_Material shown_

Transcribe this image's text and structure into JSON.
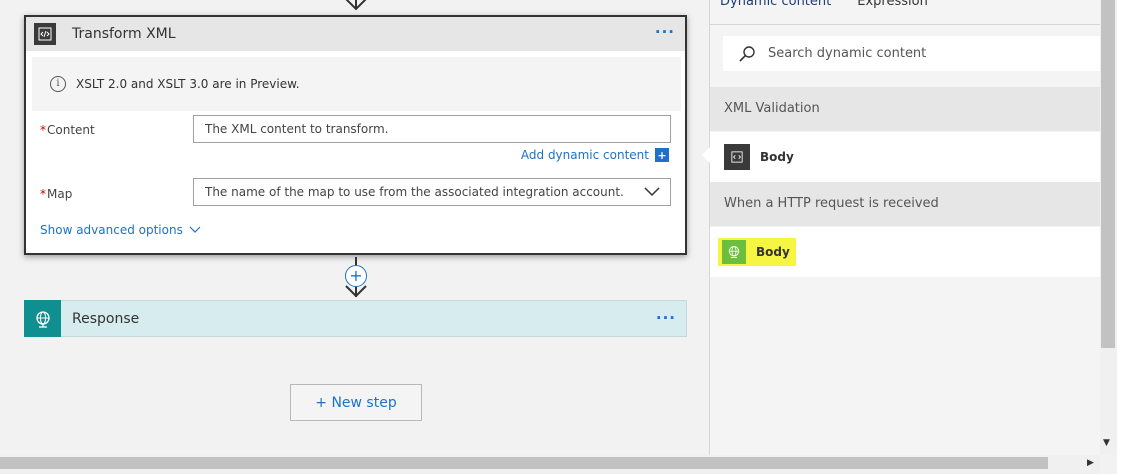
{
  "designer": {
    "transform_card": {
      "title": "Transform XML",
      "more_label": "···",
      "info_text": "XSLT 2.0 and XSLT 3.0 are in Preview.",
      "content_label": "Content",
      "content_placeholder": "The XML content to transform.",
      "add_dynamic_label": "Add dynamic content",
      "map_label": "Map",
      "map_placeholder": "The name of the map to use from the associated integration account.",
      "advanced_label": "Show advanced options",
      "required_mark": "*"
    },
    "response_card": {
      "title": "Response",
      "more_label": "···"
    },
    "new_step_label": "+ New step"
  },
  "dynamic_panel": {
    "tabs": [
      "Dynamic content",
      "Expression"
    ],
    "search_placeholder": "Search dynamic content",
    "sections": [
      {
        "title": "XML Validation",
        "items": [
          {
            "label": "Body",
            "icon": "xml-icon"
          }
        ]
      },
      {
        "title": "When a HTTP request is received",
        "items": [
          {
            "label": "Body",
            "icon": "http-globe-icon",
            "highlighted": true
          }
        ]
      }
    ]
  },
  "colors": {
    "accent": "#1d72c7",
    "response_bg": "#d6ecef",
    "response_icon": "#0f8f8f",
    "highlight": "#f5f542"
  }
}
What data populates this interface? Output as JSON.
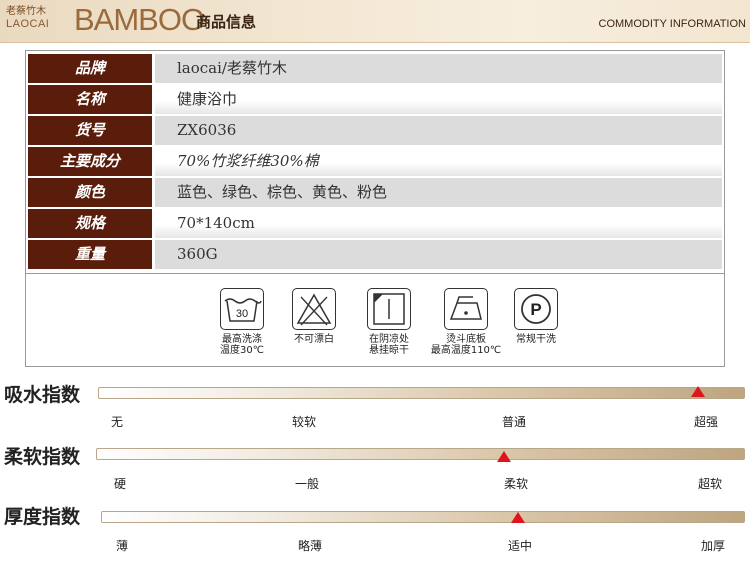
{
  "header": {
    "logo_cn_small": "老蔡竹木",
    "logo_en_small": "LAOCAI",
    "logo_big": "BAMBOO",
    "title_cn": "商品信息",
    "title_en": "COMMODITY INFORMATION"
  },
  "info_rows": [
    {
      "label": "品牌",
      "value": "laocai/老蔡竹木"
    },
    {
      "label": "名称",
      "value": "健康浴巾"
    },
    {
      "label": "货号",
      "value": "ZX6036"
    },
    {
      "label": "主要成分",
      "value": "70%竹浆纤维30%棉"
    },
    {
      "label": "颜色",
      "value": "蓝色、绿色、棕色、黄色、粉色"
    },
    {
      "label": "规格",
      "value": "70*140cm"
    },
    {
      "label": "重量",
      "value": "360G"
    }
  ],
  "care": [
    {
      "icon": "wash-30-icon",
      "temp": "30",
      "caption1": "最高洗涤",
      "caption2": "温度30℃"
    },
    {
      "icon": "no-bleach-icon",
      "caption1": "不可漂白",
      "caption2": ""
    },
    {
      "icon": "shade-drip-dry-icon",
      "caption1": "在阴凉处",
      "caption2": "悬挂晾干"
    },
    {
      "icon": "iron-110-icon",
      "caption1": "烫斗底板",
      "caption2": "最高温度110℃"
    },
    {
      "icon": "dry-clean-p-icon",
      "letter": "P",
      "caption1": "常规干洗",
      "caption2": ""
    }
  ],
  "indices": [
    {
      "title": "吸水指数",
      "ticks": [
        "无",
        "较软",
        "普通",
        "超强"
      ],
      "level": 0.93
    },
    {
      "title": "柔软指数",
      "ticks": [
        "硬",
        "一般",
        "柔软",
        "超软"
      ],
      "level": 0.63
    },
    {
      "title": "厚度指数",
      "ticks": [
        "薄",
        "略薄",
        "适中",
        "加厚"
      ],
      "level": 0.65
    }
  ],
  "colors": {
    "label_bg": "#5a1d0c",
    "marker": "#e0141b"
  }
}
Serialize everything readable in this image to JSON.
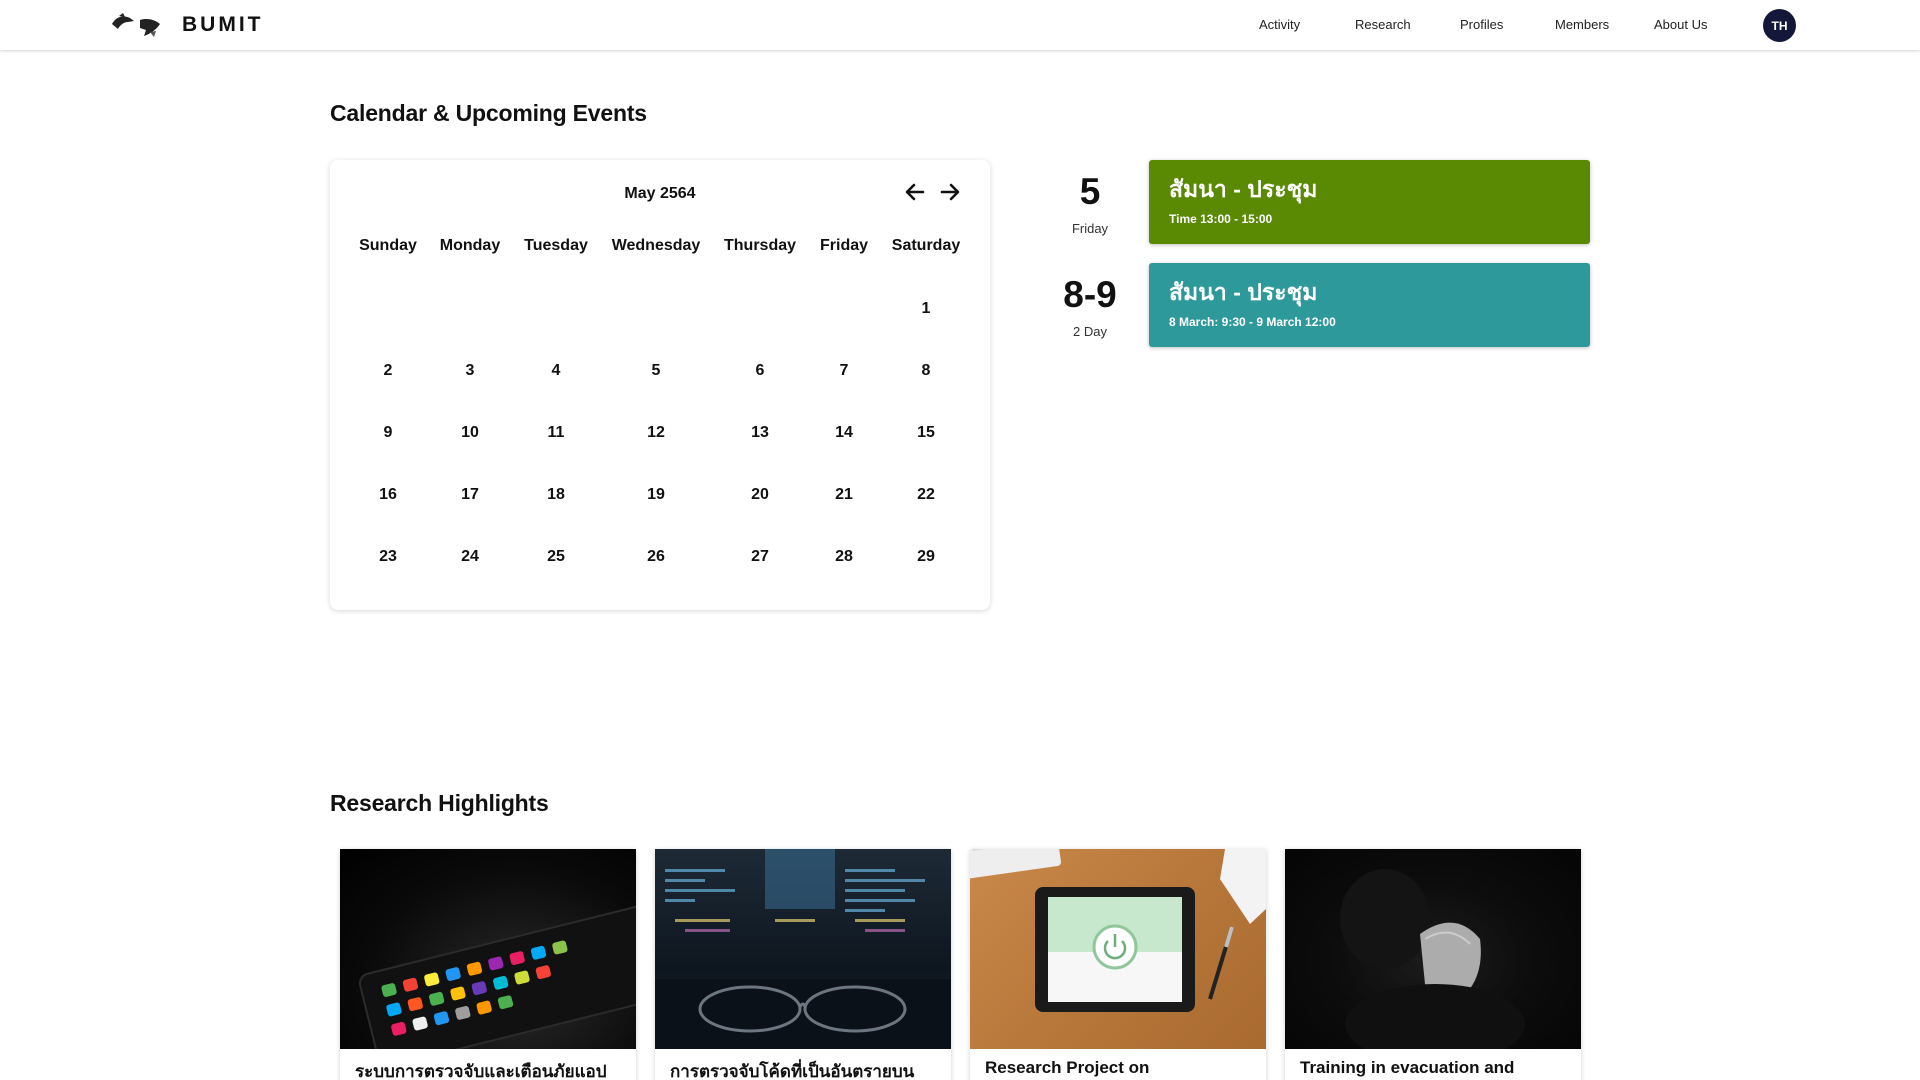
{
  "nav": {
    "logo_text": "BUMIT",
    "items": [
      "Activity",
      "Research",
      "Profiles",
      "Members",
      "About Us"
    ],
    "avatar_label": "TH"
  },
  "calendar_section": {
    "title": "Calendar & Upcoming Events",
    "month_label": "May 2564",
    "weekdays": [
      "Sunday",
      "Monday",
      "Tuesday",
      "Wednesday",
      "Thursday",
      "Friday",
      "Saturday"
    ],
    "weeks": [
      [
        "",
        "",
        "",
        "",
        "",
        "",
        "1"
      ],
      [
        "2",
        "3",
        "4",
        "5",
        "6",
        "7",
        "8"
      ],
      [
        "9",
        "10",
        "11",
        "12",
        "13",
        "14",
        "15"
      ],
      [
        "16",
        "17",
        "18",
        "19",
        "20",
        "21",
        "22"
      ],
      [
        "23",
        "24",
        "25",
        "26",
        "27",
        "28",
        "29"
      ]
    ]
  },
  "events": [
    {
      "date": "5",
      "sub": "Friday",
      "title": "สัมนา - ประชุม",
      "time": "Time 13:00 - 15:00",
      "color": "#5a8a04"
    },
    {
      "date": "8-9",
      "sub": "2 Day",
      "title": "สัมนา - ประชุม",
      "time": "8 March: 9:30 - 9 March 12:00",
      "color": "#2e999b"
    }
  ],
  "research_section": {
    "title": "Research Highlights",
    "cards": [
      {
        "title": "ระบบการตรวจจับและเตือนภัยแอป",
        "image": "smartphone-apps-photo"
      },
      {
        "title": "การตรวจจับโค้ดที่เป็นอันตรายบน",
        "image": "code-screen-glasses-photo"
      },
      {
        "title": "Research Project on",
        "image": "tablet-power-desk-photo"
      },
      {
        "title": "Training in evacuation and",
        "image": "dark-person-photo"
      }
    ]
  }
}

_What you have to do_
Transcribe the full listing above exactly, with the images removed.

_Answer below_
Transcribe this image's text and structure into JSON.
{
  "designer": {
    "transform_card": {
      "title": "Transform XML",
      "more_label": "···",
      "info_text": "XSLT 2.0 and XSLT 3.0 are in Preview.",
      "content_label": "Content",
      "content_placeholder": "The XML content to transform.",
      "add_dynamic_label": "Add dynamic content",
      "map_label": "Map",
      "map_placeholder": "The name of the map to use from the associated integration account.",
      "advanced_label": "Show advanced options",
      "required_mark": "*"
    },
    "response_card": {
      "title": "Response",
      "more_label": "···"
    },
    "new_step_label": "+ New step"
  },
  "dynamic_panel": {
    "tabs": [
      "Dynamic content",
      "Expression"
    ],
    "search_placeholder": "Search dynamic content",
    "sections": [
      {
        "title": "XML Validation",
        "items": [
          {
            "label": "Body",
            "icon": "xml-icon"
          }
        ]
      },
      {
        "title": "When a HTTP request is received",
        "items": [
          {
            "label": "Body",
            "icon": "http-globe-icon",
            "highlighted": true
          }
        ]
      }
    ]
  },
  "colors": {
    "accent": "#1d72c7",
    "response_bg": "#d6ecef",
    "response_icon": "#0f8f8f",
    "highlight": "#f5f542"
  }
}
What data populates this interface? Output as JSON.
{
  "header": {
    "logo_cn_small": "老蔡竹木",
    "logo_en_small": "LAOCAI",
    "logo_big": "BAMBOO",
    "title_cn": "商品信息",
    "title_en": "COMMODITY INFORMATION"
  },
  "info_rows": [
    {
      "label": "品牌",
      "value": "laocai/老蔡竹木"
    },
    {
      "label": "名称",
      "value": "健康浴巾"
    },
    {
      "label": "货号",
      "value": "ZX6036"
    },
    {
      "label": "主要成分",
      "value": "70%竹浆纤维30%棉"
    },
    {
      "label": "颜色",
      "value": "蓝色、绿色、棕色、黄色、粉色"
    },
    {
      "label": "规格",
      "value": "70*140cm"
    },
    {
      "label": "重量",
      "value": "360G"
    }
  ],
  "care": [
    {
      "icon": "wash-30-icon",
      "temp": "30",
      "caption1": "最高洗涤",
      "caption2": "温度30℃"
    },
    {
      "icon": "no-bleach-icon",
      "caption1": "不可漂白",
      "caption2": ""
    },
    {
      "icon": "shade-drip-dry-icon",
      "caption1": "在阴凉处",
      "caption2": "悬挂晾干"
    },
    {
      "icon": "iron-110-icon",
      "caption1": "烫斗底板",
      "caption2": "最高温度110℃"
    },
    {
      "icon": "dry-clean-p-icon",
      "letter": "P",
      "caption1": "常规干洗",
      "caption2": ""
    }
  ],
  "indices": [
    {
      "title": "吸水指数",
      "ticks": [
        "无",
        "较软",
        "普通",
        "超强"
      ],
      "level": 0.93
    },
    {
      "title": "柔软指数",
      "ticks": [
        "硬",
        "一般",
        "柔软",
        "超软"
      ],
      "level": 0.63
    },
    {
      "title": "厚度指数",
      "ticks": [
        "薄",
        "略薄",
        "适中",
        "加厚"
      ],
      "level": 0.65
    }
  ],
  "colors": {
    "label_bg": "#5a1d0c",
    "marker": "#e0141b"
  }
}
Serialize everything readable in this image to JSON.
{
  "nav": {
    "logo_text": "BUMIT",
    "items": [
      "Activity",
      "Research",
      "Profiles",
      "Members",
      "About Us"
    ],
    "avatar_label": "TH"
  },
  "calendar_section": {
    "title": "Calendar & Upcoming Events",
    "month_label": "May 2564",
    "weekdays": [
      "Sunday",
      "Monday",
      "Tuesday",
      "Wednesday",
      "Thursday",
      "Friday",
      "Saturday"
    ],
    "weeks": [
      [
        "",
        "",
        "",
        "",
        "",
        "",
        "1"
      ],
      [
        "2",
        "3",
        "4",
        "5",
        "6",
        "7",
        "8"
      ],
      [
        "9",
        "10",
        "11",
        "12",
        "13",
        "14",
        "15"
      ],
      [
        "16",
        "17",
        "18",
        "19",
        "20",
        "21",
        "22"
      ],
      [
        "23",
        "24",
        "25",
        "26",
        "27",
        "28",
        "29"
      ]
    ]
  },
  "events": [
    {
      "date": "5",
      "sub": "Friday",
      "title": "สัมนา - ประชุม",
      "time": "Time 13:00 - 15:00",
      "color": "#5a8a04"
    },
    {
      "date": "8-9",
      "sub": "2 Day",
      "title": "สัมนา - ประชุม",
      "time": "8 March: 9:30 - 9 March 12:00",
      "color": "#2e999b"
    }
  ],
  "research_section": {
    "title": "Research Highlights",
    "cards": [
      {
        "title": "ระบบการตรวจจับและเตือนภัยแอป",
        "image": "smartphone-apps-photo"
      },
      {
        "title": "การตรวจจับโค้ดที่เป็นอันตรายบน",
        "image": "code-screen-glasses-photo"
      },
      {
        "title": "Research Project on",
        "image": "tablet-power-desk-photo"
      },
      {
        "title": "Training in evacuation and",
        "image": "dark-person-photo"
      }
    ]
  }
}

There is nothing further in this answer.